** Excerpted text **
/---

In this season of buying (and giving), SurroundHealth member and Guest Blogger, Katherine A. Margolis, PhD reminds us to use power of social marketing to sell healthy behaviors. To access additional resources and insights on behavior change strategies, check out SurroundHealth — a free online community for health professionals.
You may have heard the words “social marketing” thrown around. Since the 1970s social marketing has been a buzz phrase for an effective way to persuade people to engage in healthy or pro-social behaviors. But what exactly is it? Social marketing is “the use of commercial marketing principles and techniques to promote the adoption of a behavior that will improve the health or well-being of the target audience or of society as a whole.”(Weinrich, p. 4, 2011). This means, that a social marketer may borrow techniques that Nike used to sell a pair of sneakers to get people to quit smoking or to recycle their plastic containers. In order to do this, social marketing relies on the 4 traditional Ps of marketing (product, price, place and promotion) as well as the additional Ps of social marketing (publics, partnership, policy, purse strings).

\---

** Material supplied **
/---

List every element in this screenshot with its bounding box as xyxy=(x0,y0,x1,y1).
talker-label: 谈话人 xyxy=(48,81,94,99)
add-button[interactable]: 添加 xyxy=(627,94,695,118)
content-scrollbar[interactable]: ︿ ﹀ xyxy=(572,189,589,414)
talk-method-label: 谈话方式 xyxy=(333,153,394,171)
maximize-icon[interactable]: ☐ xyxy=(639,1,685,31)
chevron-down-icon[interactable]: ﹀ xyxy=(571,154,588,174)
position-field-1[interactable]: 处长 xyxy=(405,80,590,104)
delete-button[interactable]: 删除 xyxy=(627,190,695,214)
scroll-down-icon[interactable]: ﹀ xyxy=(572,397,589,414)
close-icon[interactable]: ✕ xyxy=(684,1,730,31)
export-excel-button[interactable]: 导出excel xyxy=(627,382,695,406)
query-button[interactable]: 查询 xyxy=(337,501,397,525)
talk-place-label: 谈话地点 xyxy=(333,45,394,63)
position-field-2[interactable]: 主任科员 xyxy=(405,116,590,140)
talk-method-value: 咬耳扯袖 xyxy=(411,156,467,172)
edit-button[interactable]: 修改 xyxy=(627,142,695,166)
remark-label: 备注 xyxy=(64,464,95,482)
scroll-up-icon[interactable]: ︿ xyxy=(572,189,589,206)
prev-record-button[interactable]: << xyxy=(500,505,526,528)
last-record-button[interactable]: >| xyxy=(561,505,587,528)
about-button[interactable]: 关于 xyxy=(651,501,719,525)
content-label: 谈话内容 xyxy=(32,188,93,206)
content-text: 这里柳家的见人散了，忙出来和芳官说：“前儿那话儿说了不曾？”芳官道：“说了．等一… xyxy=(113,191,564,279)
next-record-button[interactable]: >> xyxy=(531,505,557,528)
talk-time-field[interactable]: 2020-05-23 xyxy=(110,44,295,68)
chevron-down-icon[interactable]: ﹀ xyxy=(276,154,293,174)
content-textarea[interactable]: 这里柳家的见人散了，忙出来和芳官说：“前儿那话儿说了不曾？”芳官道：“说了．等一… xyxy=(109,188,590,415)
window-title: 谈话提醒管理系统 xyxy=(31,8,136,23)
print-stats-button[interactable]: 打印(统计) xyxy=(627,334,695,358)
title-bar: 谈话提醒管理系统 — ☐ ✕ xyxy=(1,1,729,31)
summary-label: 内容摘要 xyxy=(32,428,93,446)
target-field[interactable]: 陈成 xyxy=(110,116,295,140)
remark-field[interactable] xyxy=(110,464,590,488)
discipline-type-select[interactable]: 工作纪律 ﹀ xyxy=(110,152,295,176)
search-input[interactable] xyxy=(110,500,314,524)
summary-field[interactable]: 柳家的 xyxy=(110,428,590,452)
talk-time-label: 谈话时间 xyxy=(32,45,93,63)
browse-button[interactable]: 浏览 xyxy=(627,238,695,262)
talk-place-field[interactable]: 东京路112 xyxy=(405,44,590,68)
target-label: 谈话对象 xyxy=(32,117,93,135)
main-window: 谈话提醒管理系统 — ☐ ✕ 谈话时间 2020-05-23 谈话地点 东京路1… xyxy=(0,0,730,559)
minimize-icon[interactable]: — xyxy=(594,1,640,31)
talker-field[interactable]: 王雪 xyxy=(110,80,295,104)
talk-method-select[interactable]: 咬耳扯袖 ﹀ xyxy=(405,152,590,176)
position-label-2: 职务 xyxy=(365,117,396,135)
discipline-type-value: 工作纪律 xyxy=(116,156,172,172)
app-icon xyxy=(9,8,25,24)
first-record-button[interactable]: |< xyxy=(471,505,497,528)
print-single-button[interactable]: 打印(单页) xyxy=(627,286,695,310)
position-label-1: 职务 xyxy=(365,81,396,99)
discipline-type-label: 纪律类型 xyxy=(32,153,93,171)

\---

** Work task 1 **
Reproduce the part of the passage on social marketing starting at "You may have" and ending at "policy, purse strings).".
** Work task 2 **
According to the passage on social marketing, since when has social marketing been a buzz phrase?

** Written answer 1 **
You may have heard the words “social marketing” thrown around. Since the 1970s social marketing has been a buzz phrase for an effective way to persuade people to engage in healthy or pro-social behaviors. But what exactly is it? Social marketing is “the use of commercial marketing principles and techniques to promote the adoption of a behavior that will improve the health or well-being of the target audience or of society as a whole.”(Weinrich, p. 4, 2011). This means, that a social marketer may borrow techniques that Nike used to sell a pair of sneakers to get people to quit smoking or to recycle their plastic containers. In order to do this, social marketing relies on the 4 traditional Ps of marketing (product, price, place and promotion) as well as the additional Ps of social marketing (publics, partnership, policy, purse strings).

** Written answer 2 **
Since the 1970s.